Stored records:
────────
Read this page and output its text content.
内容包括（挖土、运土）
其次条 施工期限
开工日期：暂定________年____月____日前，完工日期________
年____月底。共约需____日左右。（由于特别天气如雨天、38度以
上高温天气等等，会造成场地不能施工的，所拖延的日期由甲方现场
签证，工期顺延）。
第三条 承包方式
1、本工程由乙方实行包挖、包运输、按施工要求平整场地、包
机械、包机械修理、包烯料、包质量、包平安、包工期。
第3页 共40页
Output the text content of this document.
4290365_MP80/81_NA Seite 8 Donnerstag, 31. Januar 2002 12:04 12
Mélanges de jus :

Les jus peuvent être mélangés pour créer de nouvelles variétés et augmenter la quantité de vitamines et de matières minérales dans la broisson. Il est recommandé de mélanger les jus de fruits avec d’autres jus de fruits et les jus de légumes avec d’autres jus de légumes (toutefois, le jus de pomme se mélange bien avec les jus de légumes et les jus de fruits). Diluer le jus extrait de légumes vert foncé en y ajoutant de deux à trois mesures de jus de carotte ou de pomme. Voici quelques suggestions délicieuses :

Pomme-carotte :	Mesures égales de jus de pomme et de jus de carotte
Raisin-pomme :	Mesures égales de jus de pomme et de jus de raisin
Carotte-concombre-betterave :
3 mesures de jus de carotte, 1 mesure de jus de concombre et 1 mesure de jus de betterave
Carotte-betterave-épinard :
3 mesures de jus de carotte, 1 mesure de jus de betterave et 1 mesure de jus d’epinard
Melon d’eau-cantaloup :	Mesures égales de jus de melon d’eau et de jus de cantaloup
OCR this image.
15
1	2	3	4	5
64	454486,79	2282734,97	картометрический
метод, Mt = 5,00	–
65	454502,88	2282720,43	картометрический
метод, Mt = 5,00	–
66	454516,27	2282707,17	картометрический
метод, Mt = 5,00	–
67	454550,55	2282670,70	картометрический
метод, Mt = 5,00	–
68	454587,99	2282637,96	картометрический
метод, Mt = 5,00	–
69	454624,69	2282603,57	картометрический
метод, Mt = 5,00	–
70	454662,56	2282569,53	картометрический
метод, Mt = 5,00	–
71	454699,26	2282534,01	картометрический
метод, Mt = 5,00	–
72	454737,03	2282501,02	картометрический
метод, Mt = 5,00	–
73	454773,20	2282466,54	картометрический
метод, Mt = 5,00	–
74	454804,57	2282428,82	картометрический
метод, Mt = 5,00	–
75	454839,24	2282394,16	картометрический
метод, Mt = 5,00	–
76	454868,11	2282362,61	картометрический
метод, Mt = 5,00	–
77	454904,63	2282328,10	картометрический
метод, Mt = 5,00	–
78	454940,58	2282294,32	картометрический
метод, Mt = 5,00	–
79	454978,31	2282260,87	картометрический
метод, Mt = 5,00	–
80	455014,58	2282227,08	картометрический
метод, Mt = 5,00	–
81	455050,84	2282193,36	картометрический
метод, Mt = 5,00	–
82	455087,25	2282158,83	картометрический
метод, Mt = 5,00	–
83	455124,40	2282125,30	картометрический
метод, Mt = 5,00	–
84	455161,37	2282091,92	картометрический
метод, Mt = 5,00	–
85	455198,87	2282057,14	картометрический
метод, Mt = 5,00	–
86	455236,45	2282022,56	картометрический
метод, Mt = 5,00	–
────────
PROBLEM DETAILS: Reproduce the complete data exactly as presented above.

FULL RESPONSE:
Read this page and output its text content.
内容包括（挖土、运土）
其次条 施工期限
开工日期：暂定________年____月____日前，完工日期________
年____月底。共约需____日左右。（由于特别天气如雨天、38度以
上高温天气等等，会造成场地不能施工的，所拖延的日期由甲方现场
签证，工期顺延）。
第三条 承包方式
1、本工程由乙方实行包挖、包运输、按施工要求平整场地、包
机械、包机械修理、包烯料、包质量、包平安、包工期。
第3页 共40页
Output the text content of this document.
4290365_MP80/81_NA Seite 8 Donnerstag, 31. Januar 2002 12:04 12
Mélanges de jus :

Les jus peuvent être mélangés pour créer de nouvelles variétés et augmenter la quantité de vitamines et de matières minérales dans la broisson. Il est recommandé de mélanger les jus de fruits avec d’autres jus de fruits et les jus de légumes avec d’autres jus de légumes (toutefois, le jus de pomme se mélange bien avec les jus de légumes et les jus de fruits). Diluer le jus extrait de légumes vert foncé en y ajoutant de deux à trois mesures de jus de carotte ou de pomme. Voici quelques suggestions délicieuses :

Pomme-carotte :	Mesures égales de jus de pomme et de jus de carotte
Raisin-pomme :	Mesures égales de jus de pomme et de jus de raisin
Carotte-concombre-betterave :
3 mesures de jus de carotte, 1 mesure de jus de concombre et 1 mesure de jus de betterave
Carotte-betterave-épinard :
3 mesures de jus de carotte, 1 mesure de jus de betterave et 1 mesure de jus d’epinard
Melon d’eau-cantaloup :	Mesures égales de jus de melon d’eau et de jus de cantaloup
OCR this image.
15
1	2	3	4	5
64	454486,79	2282734,97	картометрический
метод, Mt = 5,00	–
65	454502,88	2282720,43	картометрический
метод, Mt = 5,00	–
66	454516,27	2282707,17	картометрический
метод, Mt = 5,00	–
67	454550,55	2282670,70	картометрический
метод, Mt = 5,00	–
68	454587,99	2282637,96	картометрический
метод, Mt = 5,00	–
69	454624,69	2282603,57	картометрический
метод, Mt = 5,00	–
70	454662,56	2282569,53	картометрический
метод, Mt = 5,00	–
71	454699,26	2282534,01	картометрический
метод, Mt = 5,00	–
72	454737,03	2282501,02	картометрический
метод, Mt = 5,00	–
73	454773,20	2282466,54	картометрический
метод, Mt = 5,00	–
74	454804,57	2282428,82	картометрический
метод, Mt = 5,00	–
75	454839,24	2282394,16	картометрический
метод, Mt = 5,00	–
76	454868,11	2282362,61	картометрический
метод, Mt = 5,00	–
77	454904,63	2282328,10	картометрический
метод, Mt = 5,00	–
78	454940,58	2282294,32	картометрический
метод, Mt = 5,00	–
79	454978,31	2282260,87	картометрический
метод, Mt = 5,00	–
80	455014,58	2282227,08	картометрический
метод, Mt = 5,00	–
81	455050,84	2282193,36	картометрический
метод, Mt = 5,00	–
82	455087,25	2282158,83	картометрический
метод, Mt = 5,00	–
83	455124,40	2282125,30	картометрический
метод, Mt = 5,00	–
84	455161,37	2282091,92	картометрический
метод, Mt = 5,00	–
85	455198,87	2282057,14	картометрический
метод, Mt = 5,00	–
86	455236,45	2282022,56	картометрический
метод, Mt = 5,00	–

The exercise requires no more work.